Without omitting anything, return the records precisely as given.

━━━━━━━━━━━━━━━━━━━━━━━━━━━━━━

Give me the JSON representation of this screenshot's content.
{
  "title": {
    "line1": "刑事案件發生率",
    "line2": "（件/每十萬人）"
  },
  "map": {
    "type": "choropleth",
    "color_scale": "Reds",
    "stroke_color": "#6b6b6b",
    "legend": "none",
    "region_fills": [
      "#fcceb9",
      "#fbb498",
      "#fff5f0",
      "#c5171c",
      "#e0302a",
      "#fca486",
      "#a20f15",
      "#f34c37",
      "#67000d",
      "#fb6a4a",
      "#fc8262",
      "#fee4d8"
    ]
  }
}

━━━━━━━━━━━━━━━━━━━━━━━━━━━━━━

## Task answer
Give me the JSON representation of this screenshot's content.
{
  "title": {
    "line1": "刑事案件發生率",
    "line2": "（件/每十萬人）"
  },
  "map": {
    "type": "choropleth",
    "color_scale": "Reds",
    "stroke_color": "#6b6b6b",
    "legend": "none",
    "region_fills": [
      "#fcceb9",
      "#fbb498",
      "#fff5f0",
      "#c5171c",
      "#e0302a",
      "#fca486",
      "#a20f15",
      "#f34c37",
      "#67000d",
      "#fb6a4a",
      "#fc8262",
      "#fee4d8"
    ]
  }
}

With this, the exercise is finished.